======== Dataset records
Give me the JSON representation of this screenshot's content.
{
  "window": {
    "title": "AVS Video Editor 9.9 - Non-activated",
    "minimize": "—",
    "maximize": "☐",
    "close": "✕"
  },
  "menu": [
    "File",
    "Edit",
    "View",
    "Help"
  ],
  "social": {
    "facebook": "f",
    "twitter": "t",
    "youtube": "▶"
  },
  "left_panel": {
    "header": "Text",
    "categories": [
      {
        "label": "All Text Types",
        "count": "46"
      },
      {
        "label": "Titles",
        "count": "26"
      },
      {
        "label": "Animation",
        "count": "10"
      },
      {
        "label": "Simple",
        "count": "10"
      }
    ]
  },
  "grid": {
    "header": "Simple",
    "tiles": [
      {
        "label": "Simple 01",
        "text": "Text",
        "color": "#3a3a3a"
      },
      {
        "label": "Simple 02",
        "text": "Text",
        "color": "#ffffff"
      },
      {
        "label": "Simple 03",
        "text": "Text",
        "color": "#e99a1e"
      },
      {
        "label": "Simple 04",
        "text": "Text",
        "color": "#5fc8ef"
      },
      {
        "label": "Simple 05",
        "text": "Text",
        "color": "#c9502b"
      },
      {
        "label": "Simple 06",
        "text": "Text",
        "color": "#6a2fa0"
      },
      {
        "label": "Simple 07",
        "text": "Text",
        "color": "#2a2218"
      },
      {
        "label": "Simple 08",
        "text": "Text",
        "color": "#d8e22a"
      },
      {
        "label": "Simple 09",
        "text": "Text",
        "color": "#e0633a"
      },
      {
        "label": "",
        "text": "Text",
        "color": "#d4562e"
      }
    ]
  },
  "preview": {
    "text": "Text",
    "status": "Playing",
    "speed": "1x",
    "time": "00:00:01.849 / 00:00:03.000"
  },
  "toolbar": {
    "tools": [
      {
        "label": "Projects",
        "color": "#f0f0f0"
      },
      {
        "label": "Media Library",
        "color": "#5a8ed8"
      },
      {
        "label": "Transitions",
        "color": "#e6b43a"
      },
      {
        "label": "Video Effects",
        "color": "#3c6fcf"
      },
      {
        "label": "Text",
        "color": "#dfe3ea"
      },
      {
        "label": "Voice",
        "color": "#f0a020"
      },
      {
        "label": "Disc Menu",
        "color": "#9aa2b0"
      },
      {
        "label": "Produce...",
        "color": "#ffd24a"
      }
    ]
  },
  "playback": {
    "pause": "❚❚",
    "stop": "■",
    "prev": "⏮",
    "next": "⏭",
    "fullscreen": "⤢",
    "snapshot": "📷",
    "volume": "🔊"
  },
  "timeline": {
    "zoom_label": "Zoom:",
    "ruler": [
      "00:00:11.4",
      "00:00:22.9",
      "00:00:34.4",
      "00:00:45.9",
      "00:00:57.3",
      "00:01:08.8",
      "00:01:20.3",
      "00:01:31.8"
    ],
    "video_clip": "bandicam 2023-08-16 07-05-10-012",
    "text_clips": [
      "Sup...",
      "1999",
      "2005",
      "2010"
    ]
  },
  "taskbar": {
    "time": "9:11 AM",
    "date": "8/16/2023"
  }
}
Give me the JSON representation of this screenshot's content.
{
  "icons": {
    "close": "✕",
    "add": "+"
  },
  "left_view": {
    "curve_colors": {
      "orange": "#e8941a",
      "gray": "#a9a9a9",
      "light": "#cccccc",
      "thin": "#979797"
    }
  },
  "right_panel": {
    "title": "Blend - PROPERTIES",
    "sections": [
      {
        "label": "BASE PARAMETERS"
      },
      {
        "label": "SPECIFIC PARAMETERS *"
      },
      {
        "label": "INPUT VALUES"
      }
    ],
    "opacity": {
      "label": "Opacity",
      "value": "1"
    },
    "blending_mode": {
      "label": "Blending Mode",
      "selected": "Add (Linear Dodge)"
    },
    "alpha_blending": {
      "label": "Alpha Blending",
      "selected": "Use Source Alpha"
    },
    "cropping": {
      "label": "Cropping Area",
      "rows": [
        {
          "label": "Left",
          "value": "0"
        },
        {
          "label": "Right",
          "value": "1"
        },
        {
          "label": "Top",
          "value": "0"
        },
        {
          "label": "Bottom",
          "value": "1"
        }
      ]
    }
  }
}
================
▶ Instruction:
Quote each line of the data above exactly as written.

▶ Result of this exercise:
Give me the JSON representation of this screenshot's content.
{
  "window": {
    "title": "AVS Video Editor 9.9 - Non-activated",
    "minimize": "—",
    "maximize": "☐",
    "close": "✕"
  },
  "menu": [
    "File",
    "Edit",
    "View",
    "Help"
  ],
  "social": {
    "facebook": "f",
    "twitter": "t",
    "youtube": "▶"
  },
  "left_panel": {
    "header": "Text",
    "categories": [
      {
        "label": "All Text Types",
        "count": "46"
      },
      {
        "label": "Titles",
        "count": "26"
      },
      {
        "label": "Animation",
        "count": "10"
      },
      {
        "label": "Simple",
        "count": "10"
      }
    ]
  },
  "grid": {
    "header": "Simple",
    "tiles": [
      {
        "label": "Simple 01",
        "text": "Text",
        "color": "#3a3a3a"
      },
      {
        "label": "Simple 02",
        "text": "Text",
        "color": "#ffffff"
      },
      {
        "label": "Simple 03",
        "text": "Text",
        "color": "#e99a1e"
      },
      {
        "label": "Simple 04",
        "text": "Text",
        "color": "#5fc8ef"
      },
      {
        "label": "Simple 05",
        "text": "Text",
        "color": "#c9502b"
      },
      {
        "label": "Simple 06",
        "text": "Text",
        "color": "#6a2fa0"
      },
      {
        "label": "Simple 07",
        "text": "Text",
        "color": "#2a2218"
      },
      {
        "label": "Simple 08",
        "text": "Text",
        "color": "#d8e22a"
      },
      {
        "label": "Simple 09",
        "text": "Text",
        "color": "#e0633a"
      },
      {
        "label": "",
        "text": "Text",
        "color": "#d4562e"
      }
    ]
  },
  "preview": {
    "text": "Text",
    "status": "Playing",
    "speed": "1x",
    "time": "00:00:01.849 / 00:00:03.000"
  },
  "toolbar": {
    "tools": [
      {
        "label": "Projects",
        "color": "#f0f0f0"
      },
      {
        "label": "Media Library",
        "color": "#5a8ed8"
      },
      {
        "label": "Transitions",
        "color": "#e6b43a"
      },
      {
        "label": "Video Effects",
        "color": "#3c6fcf"
      },
      {
        "label": "Text",
        "color": "#dfe3ea"
      },
      {
        "label": "Voice",
        "color": "#f0a020"
      },
      {
        "label": "Disc Menu",
        "color": "#9aa2b0"
      },
      {
        "label": "Produce...",
        "color": "#ffd24a"
      }
    ]
  },
  "playback": {
    "pause": "❚❚",
    "stop": "■",
    "prev": "⏮",
    "next": "⏭",
    "fullscreen": "⤢",
    "snapshot": "📷",
    "volume": "🔊"
  },
  "timeline": {
    "zoom_label": "Zoom:",
    "ruler": [
      "00:00:11.4",
      "00:00:22.9",
      "00:00:34.4",
      "00:00:45.9",
      "00:00:57.3",
      "00:01:08.8",
      "00:01:20.3",
      "00:01:31.8"
    ],
    "video_clip": "bandicam 2023-08-16 07-05-10-012",
    "text_clips": [
      "Sup...",
      "1999",
      "2005",
      "2010"
    ]
  },
  "taskbar": {
    "time": "9:11 AM",
    "date": "8/16/2023"
  }
}
Give me the JSON representation of this screenshot's content.
{
  "icons": {
    "close": "✕",
    "add": "+"
  },
  "left_view": {
    "curve_colors": {
      "orange": "#e8941a",
      "gray": "#a9a9a9",
      "light": "#cccccc",
      "thin": "#979797"
    }
  },
  "right_panel": {
    "title": "Blend - PROPERTIES",
    "sections": [
      {
        "label": "BASE PARAMETERS"
      },
      {
        "label": "SPECIFIC PARAMETERS *"
      },
      {
        "label": "INPUT VALUES"
      }
    ],
    "opacity": {
      "label": "Opacity",
      "value": "1"
    },
    "blending_mode": {
      "label": "Blending Mode",
      "selected": "Add (Linear Dodge)"
    },
    "alpha_blending": {
      "label": "Alpha Blending",
      "selected": "Use Source Alpha"
    },
    "cropping": {
      "label": "Cropping Area",
      "rows": [
        {
          "label": "Left",
          "value": "0"
        },
        {
          "label": "Right",
          "value": "1"
        },
        {
          "label": "Top",
          "value": "0"
        },
        {
          "label": "Bottom",
          "value": "1"
        }
      ]
    }
  }
}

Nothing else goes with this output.